## begin Dataset content

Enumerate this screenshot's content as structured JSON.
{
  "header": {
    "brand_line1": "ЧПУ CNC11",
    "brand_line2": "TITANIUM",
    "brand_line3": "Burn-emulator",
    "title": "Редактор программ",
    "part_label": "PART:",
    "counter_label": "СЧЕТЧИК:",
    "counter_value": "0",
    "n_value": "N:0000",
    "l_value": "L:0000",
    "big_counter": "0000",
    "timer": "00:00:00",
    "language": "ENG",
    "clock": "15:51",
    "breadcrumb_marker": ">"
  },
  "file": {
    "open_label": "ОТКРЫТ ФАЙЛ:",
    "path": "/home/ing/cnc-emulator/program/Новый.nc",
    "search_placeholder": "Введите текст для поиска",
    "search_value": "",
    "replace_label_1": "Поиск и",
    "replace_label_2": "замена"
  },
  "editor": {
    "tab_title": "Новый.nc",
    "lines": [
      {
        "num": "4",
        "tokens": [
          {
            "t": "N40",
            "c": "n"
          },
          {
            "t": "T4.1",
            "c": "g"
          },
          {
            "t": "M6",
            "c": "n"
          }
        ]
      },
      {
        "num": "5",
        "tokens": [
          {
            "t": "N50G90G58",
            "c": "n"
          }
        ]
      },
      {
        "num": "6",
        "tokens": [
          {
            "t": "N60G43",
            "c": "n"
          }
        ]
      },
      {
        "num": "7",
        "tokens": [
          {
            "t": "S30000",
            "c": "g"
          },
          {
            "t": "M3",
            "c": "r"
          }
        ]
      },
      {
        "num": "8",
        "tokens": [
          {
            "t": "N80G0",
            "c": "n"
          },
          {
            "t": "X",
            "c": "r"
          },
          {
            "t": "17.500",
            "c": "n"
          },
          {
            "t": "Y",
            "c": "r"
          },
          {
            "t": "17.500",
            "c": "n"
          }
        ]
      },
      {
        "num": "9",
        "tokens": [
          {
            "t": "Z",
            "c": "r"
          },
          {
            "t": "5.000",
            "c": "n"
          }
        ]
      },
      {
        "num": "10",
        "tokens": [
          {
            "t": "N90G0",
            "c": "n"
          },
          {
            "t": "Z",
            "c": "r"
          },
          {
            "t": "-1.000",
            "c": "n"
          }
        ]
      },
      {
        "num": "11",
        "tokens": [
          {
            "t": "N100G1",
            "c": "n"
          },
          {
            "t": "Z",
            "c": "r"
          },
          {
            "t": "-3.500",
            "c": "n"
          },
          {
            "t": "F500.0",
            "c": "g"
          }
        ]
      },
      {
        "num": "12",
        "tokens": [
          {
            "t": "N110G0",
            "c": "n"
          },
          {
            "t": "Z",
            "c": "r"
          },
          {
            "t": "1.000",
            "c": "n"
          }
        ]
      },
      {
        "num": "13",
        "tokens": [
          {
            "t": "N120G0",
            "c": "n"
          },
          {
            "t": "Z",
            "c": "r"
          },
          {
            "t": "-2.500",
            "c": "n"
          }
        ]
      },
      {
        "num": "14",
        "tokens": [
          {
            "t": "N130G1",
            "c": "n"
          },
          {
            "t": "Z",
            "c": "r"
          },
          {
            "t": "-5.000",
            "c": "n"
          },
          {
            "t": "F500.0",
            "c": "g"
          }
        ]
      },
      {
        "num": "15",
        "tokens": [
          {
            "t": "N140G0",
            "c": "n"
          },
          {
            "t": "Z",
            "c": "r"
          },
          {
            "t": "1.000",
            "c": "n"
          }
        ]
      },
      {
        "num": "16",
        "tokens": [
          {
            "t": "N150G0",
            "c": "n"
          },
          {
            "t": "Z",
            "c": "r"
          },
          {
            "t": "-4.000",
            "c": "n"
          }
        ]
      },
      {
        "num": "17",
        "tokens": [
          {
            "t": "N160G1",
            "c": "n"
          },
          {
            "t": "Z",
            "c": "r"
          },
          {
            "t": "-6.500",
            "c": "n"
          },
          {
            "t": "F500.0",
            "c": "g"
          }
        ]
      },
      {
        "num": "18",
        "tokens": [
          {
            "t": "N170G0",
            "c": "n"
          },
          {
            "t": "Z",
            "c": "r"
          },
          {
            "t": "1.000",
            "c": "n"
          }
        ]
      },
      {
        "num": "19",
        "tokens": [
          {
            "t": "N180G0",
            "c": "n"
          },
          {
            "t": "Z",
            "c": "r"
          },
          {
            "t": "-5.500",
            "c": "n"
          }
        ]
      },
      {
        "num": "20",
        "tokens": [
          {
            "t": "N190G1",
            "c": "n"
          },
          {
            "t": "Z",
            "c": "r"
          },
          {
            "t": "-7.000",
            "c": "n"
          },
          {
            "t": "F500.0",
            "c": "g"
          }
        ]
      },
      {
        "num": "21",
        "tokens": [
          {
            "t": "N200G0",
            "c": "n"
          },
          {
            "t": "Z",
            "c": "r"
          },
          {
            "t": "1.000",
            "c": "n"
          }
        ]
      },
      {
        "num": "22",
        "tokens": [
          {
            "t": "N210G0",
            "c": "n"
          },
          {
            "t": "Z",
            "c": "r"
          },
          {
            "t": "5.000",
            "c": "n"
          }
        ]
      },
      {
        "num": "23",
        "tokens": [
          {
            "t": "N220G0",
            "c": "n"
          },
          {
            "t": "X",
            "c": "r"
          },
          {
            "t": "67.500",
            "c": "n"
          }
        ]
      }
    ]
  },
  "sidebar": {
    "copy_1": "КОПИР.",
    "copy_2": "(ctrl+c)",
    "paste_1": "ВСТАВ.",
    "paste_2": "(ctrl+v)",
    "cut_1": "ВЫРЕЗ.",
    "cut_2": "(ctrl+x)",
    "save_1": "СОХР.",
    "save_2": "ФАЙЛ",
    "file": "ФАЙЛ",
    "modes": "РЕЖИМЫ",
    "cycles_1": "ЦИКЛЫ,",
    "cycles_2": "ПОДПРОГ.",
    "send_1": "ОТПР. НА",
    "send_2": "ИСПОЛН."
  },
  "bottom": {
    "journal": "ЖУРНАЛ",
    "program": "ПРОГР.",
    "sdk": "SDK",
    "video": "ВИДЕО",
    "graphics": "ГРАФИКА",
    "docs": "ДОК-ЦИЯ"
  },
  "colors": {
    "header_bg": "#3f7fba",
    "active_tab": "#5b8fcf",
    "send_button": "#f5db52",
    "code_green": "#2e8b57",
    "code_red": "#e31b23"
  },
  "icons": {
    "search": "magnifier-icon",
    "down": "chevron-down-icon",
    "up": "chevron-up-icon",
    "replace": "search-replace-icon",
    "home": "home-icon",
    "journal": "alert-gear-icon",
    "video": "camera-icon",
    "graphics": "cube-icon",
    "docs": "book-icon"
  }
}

## end Dataset content

• _What is asked_
Select and copy every line of the listing with the word "graphics".

• _Solved problem_
    "graphics": "ГРАФИКА",
    "graphics": "cube-icon",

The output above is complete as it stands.